» **Written problem**: Wherever the word "title" turns up in a line of the entries, copy that line.

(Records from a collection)
== == ==

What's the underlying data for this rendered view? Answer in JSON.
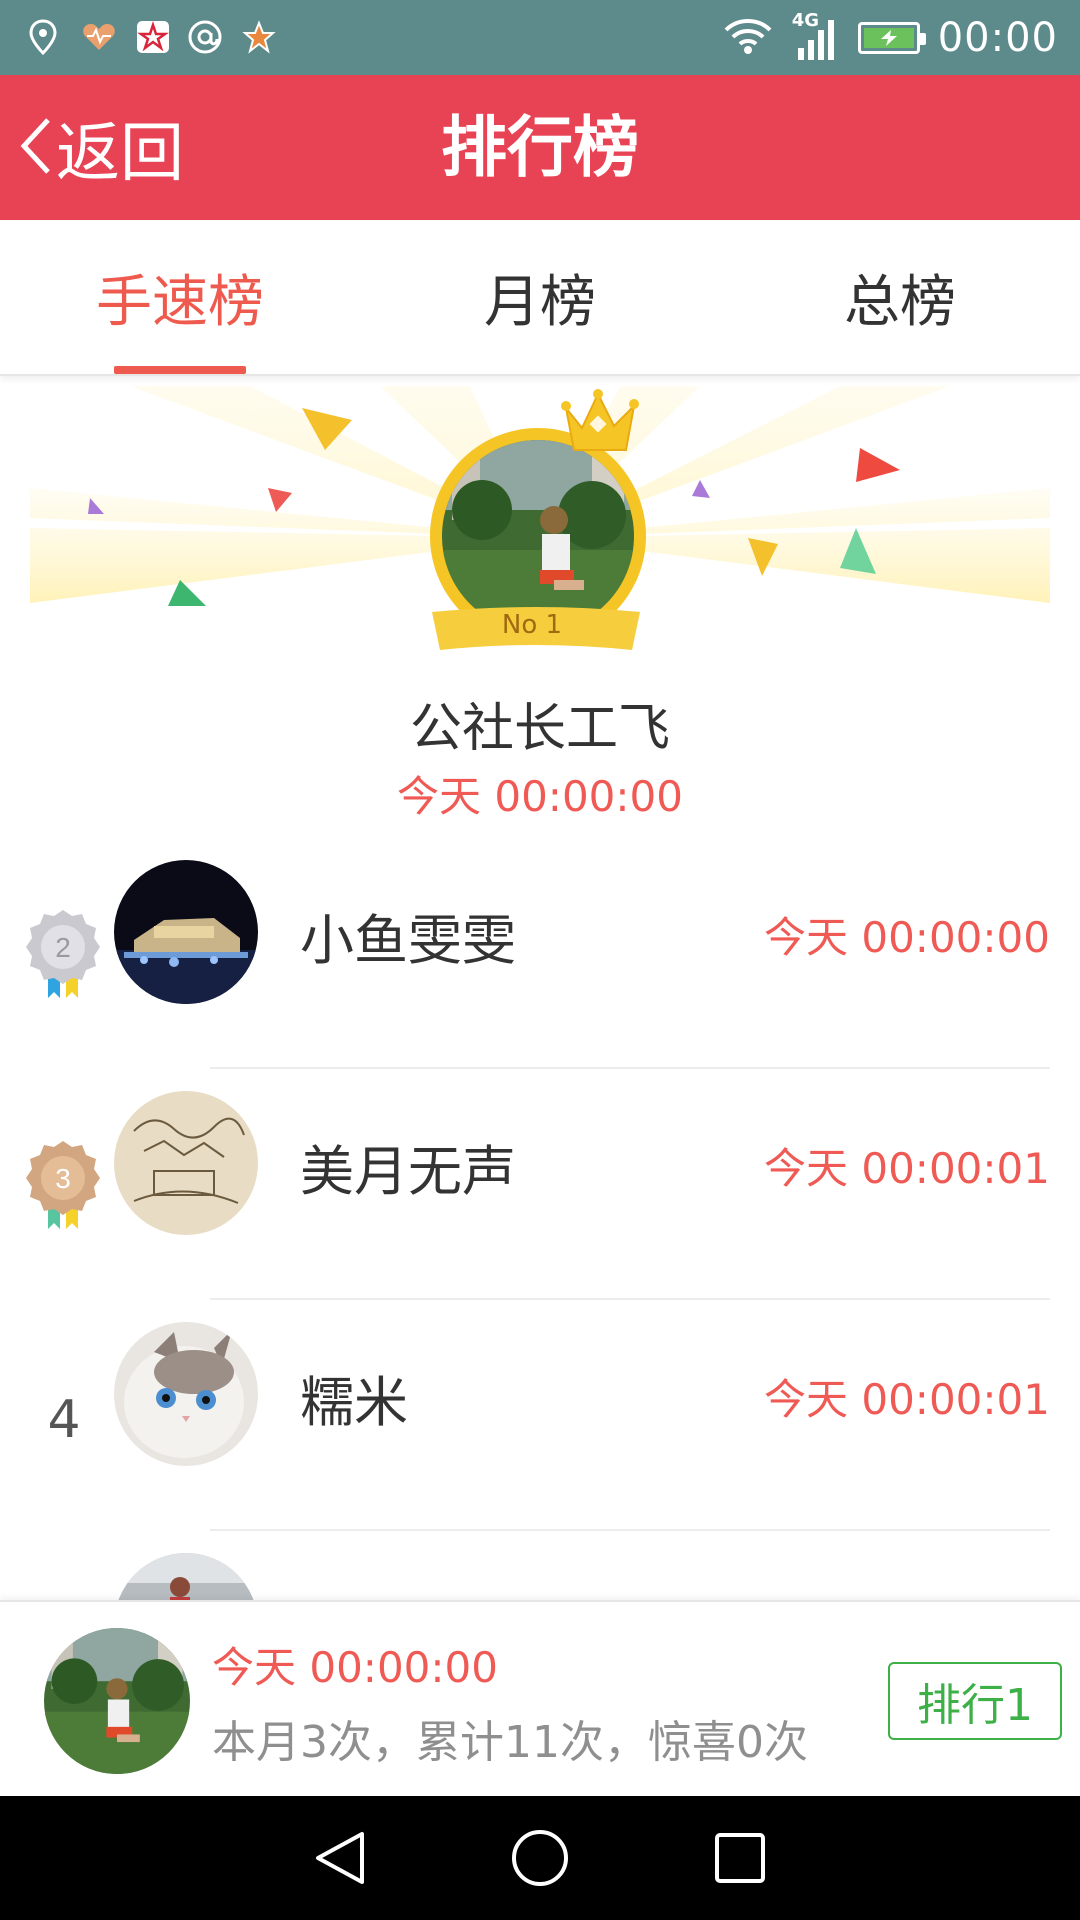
{
  "status_bar": {
    "time": "00:00",
    "network": "4G",
    "left_icons": [
      "location-pin-icon",
      "heart-rate-icon",
      "star-badge-icon",
      "at-sign-icon",
      "star-icon"
    ]
  },
  "header": {
    "back_label": "返回",
    "title": "排行榜",
    "background_color": "#e84355"
  },
  "tabs": [
    {
      "label": "手速榜",
      "active": true
    },
    {
      "label": "月榜",
      "active": false
    },
    {
      "label": "总榜",
      "active": false
    }
  ],
  "champion": {
    "badge": "No 1",
    "name": "公社长工飞",
    "time": "今天 00:00:00"
  },
  "rankings": [
    {
      "rank": "2",
      "name": "小鱼雯雯",
      "time": "今天 00:00:00",
      "badge": "silver-medal-icon"
    },
    {
      "rank": "3",
      "name": "美月无声",
      "time": "今天 00:00:01",
      "badge": "bronze-medal-icon"
    },
    {
      "rank": "4",
      "name": "糯米",
      "time": "今天 00:00:01",
      "badge": ""
    }
  ],
  "user_bar": {
    "time": "今天 00:00:00",
    "stats": "本月3次，累计11次，惊喜0次",
    "rank_button": "排行1"
  },
  "nav_bar": {
    "buttons": [
      "back-triangle-icon",
      "home-circle-icon",
      "recents-square-icon"
    ]
  },
  "colors": {
    "accent_red": "#ee5a4d",
    "time_red": "#ef5a55",
    "green": "#3eb048",
    "gold": "#f5c526"
  }
}
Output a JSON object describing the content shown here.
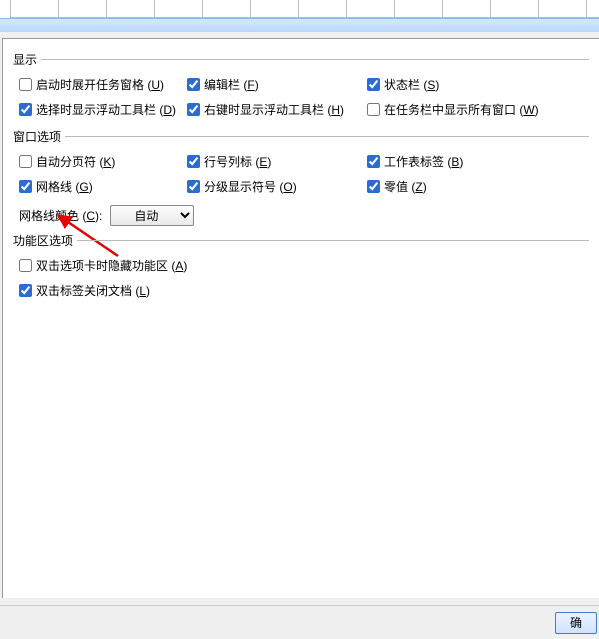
{
  "groups": {
    "display": {
      "title": "显示",
      "items": [
        {
          "label_pre": "启动时展开任务窗格 (",
          "hotkey": "U",
          "label_post": ")",
          "checked": false
        },
        {
          "label_pre": "编辑栏 (",
          "hotkey": "F",
          "label_post": ")",
          "checked": true
        },
        {
          "label_pre": "状态栏 (",
          "hotkey": "S",
          "label_post": ")",
          "checked": true
        },
        {
          "label_pre": "选择时显示浮动工具栏 (",
          "hotkey": "D",
          "label_post": ")",
          "checked": true
        },
        {
          "label_pre": "右键时显示浮动工具栏 (",
          "hotkey": "H",
          "label_post": ")",
          "checked": true
        },
        {
          "label_pre": "在任务栏中显示所有窗口 (",
          "hotkey": "W",
          "label_post": ")",
          "checked": false
        }
      ]
    },
    "window": {
      "title": "窗口选项",
      "items": [
        {
          "label_pre": "自动分页符 (",
          "hotkey": "K",
          "label_post": ")",
          "checked": false
        },
        {
          "label_pre": "行号列标 (",
          "hotkey": "E",
          "label_post": ")",
          "checked": true
        },
        {
          "label_pre": "工作表标签 (",
          "hotkey": "B",
          "label_post": ")",
          "checked": true
        },
        {
          "label_pre": "网格线 (",
          "hotkey": "G",
          "label_post": ")",
          "checked": true
        },
        {
          "label_pre": "分级显示符号 (",
          "hotkey": "O",
          "label_post": ")",
          "checked": true
        },
        {
          "label_pre": "零值 (",
          "hotkey": "Z",
          "label_post": ")",
          "checked": true
        }
      ],
      "gridcolor": {
        "label_pre": "网格线颜色 (",
        "hotkey": "C",
        "label_post": "):",
        "value": "自动"
      }
    },
    "ribbon": {
      "title": "功能区选项",
      "items": [
        {
          "label_pre": "双击选项卡时隐藏功能区 (",
          "hotkey": "A",
          "label_post": ")",
          "checked": false
        },
        {
          "label_pre": "双击标签关闭文档 (",
          "hotkey": "L",
          "label_post": ")",
          "checked": true
        }
      ]
    }
  },
  "footer": {
    "ok_label": "确"
  }
}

== == ==

» **Task answer**:
    "title": "排行榜",
      "title": "显示",
      "title": "窗口选项",
      "title": "功能区选项",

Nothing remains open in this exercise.